▸ **Some records**:
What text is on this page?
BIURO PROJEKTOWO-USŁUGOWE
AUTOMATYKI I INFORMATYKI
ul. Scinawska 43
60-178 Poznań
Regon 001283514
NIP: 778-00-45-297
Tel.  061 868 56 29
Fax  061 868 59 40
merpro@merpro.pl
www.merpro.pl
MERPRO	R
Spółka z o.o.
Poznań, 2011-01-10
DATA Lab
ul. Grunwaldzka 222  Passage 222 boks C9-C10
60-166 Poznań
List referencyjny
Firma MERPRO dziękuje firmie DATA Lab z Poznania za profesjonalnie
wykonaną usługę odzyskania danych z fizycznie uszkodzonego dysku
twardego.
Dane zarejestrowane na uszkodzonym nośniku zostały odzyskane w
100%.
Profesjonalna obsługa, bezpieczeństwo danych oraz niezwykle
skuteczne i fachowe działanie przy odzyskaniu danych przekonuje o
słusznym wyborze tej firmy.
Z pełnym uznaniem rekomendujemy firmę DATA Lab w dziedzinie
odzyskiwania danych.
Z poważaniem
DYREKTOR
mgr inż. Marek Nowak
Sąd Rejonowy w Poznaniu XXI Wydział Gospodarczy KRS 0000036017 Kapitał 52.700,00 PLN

▸ **TASK DESCRIPTION**: Scan the listing above and copy all lines containing the word "Poznań".

▸ **EXERCISE ANSWER**:
60-178 Poznań
Poznań, 2011-01-10
60-166 Poznań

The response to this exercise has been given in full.